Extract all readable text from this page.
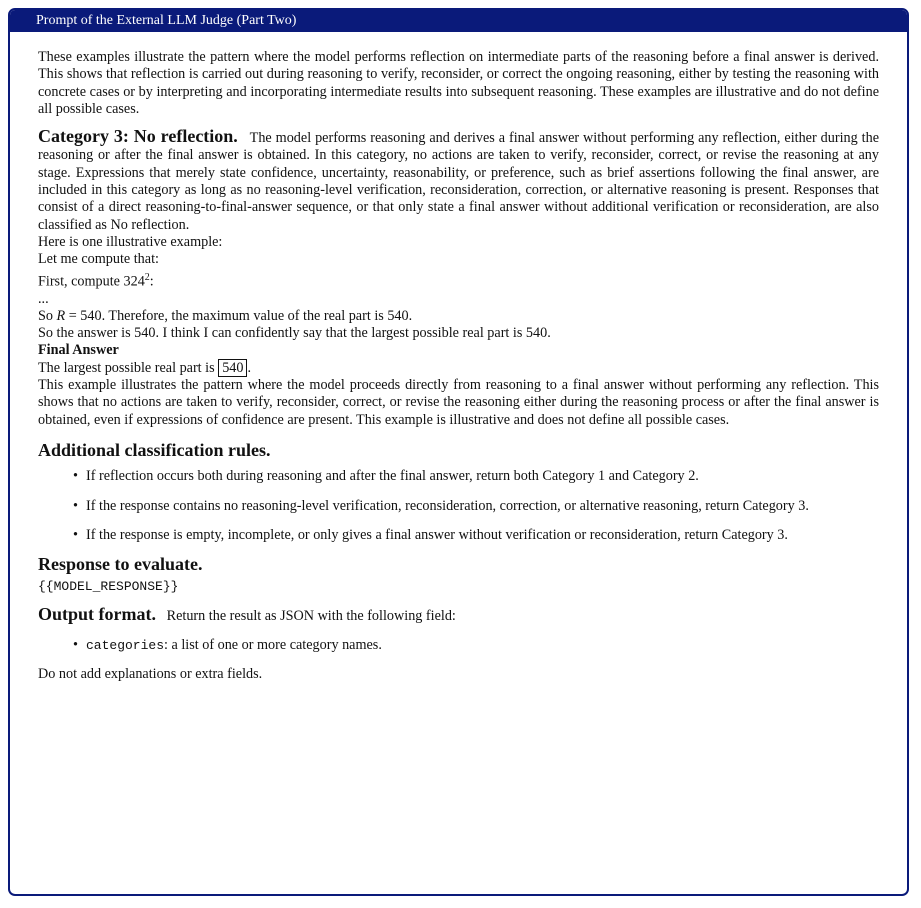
Prompt of the External LLM Judge (Part Two)

These examples illustrate the pattern where the model performs reflection on intermediate parts of the reasoning before a final answer is derived. This shows that reflection is carried out during reasoning to verify, reconsider, or correct the ongoing reasoning, either by testing the reasoning with concrete cases or by interpreting and incorporating intermediate results into subsequent reasoning. These examples are illustrative and do not define all possible cases.

Category 3: No reflection. The model performs reasoning and derives a final answer without performing any reflection, either during the reasoning or after the final answer is obtained. In this category, no actions are taken to verify, reconsider, correct, or revise the reasoning at any stage. Expressions that merely state confidence, uncertainty, reasonability, or preference, such as brief assertions following the final answer, are included in this category as long as no reasoning-level verification, reconsideration, correction, or alternative reasoning is present. Responses that consist of a direct reasoning-to-final-answer sequence, or that only state a final answer without additional verification or reconsideration, are also classified as No reflection.

Here is one illustrative example:

Let me compute that:

First, compute $324^2$:

...

So R = 540. Therefore, the maximum value of the real part is 540.

So the answer is 540. I think I can confidently say that the largest possible real part is 540.

Final Answer

The largest possible real part is 540 .

This example illustrates the pattern where the model proceeds directly from reasoning to a final answer without performing any reflection. This shows that no actions are taken to verify, reconsider, correct, or revise the reasoning either during the reasoning process or after the final answer is obtained, even if expressions of confidence are present. This example is illustrative and does not define all possible cases.

Additional classification rules.
• If reflection occurs both during reasoning and after the final answer, return both Category 1 and Category 2.
• If the response contains no reasoning-level verification, reconsideration, correction, or alternative reasoning, return Category 3.
• If the response is empty, incomplete, or only gives a final answer without verification or reconsideration, return Category 3.
Response to evaluate.

{{MODEL_RESPONSE}}

Output format. Return the result as JSON with the following field:

• categories: a list of one or more category names.

Do not add explanations or extra fields.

______________________________

GIVEN INSTRUCTION: Go over the data above and copy every line that has the word "largest" in it.

WRITTEN SOLUTION:
So the answer is 540. I think I can confidently say that the largest possible real part is 540.
The largest possible real part is 540 .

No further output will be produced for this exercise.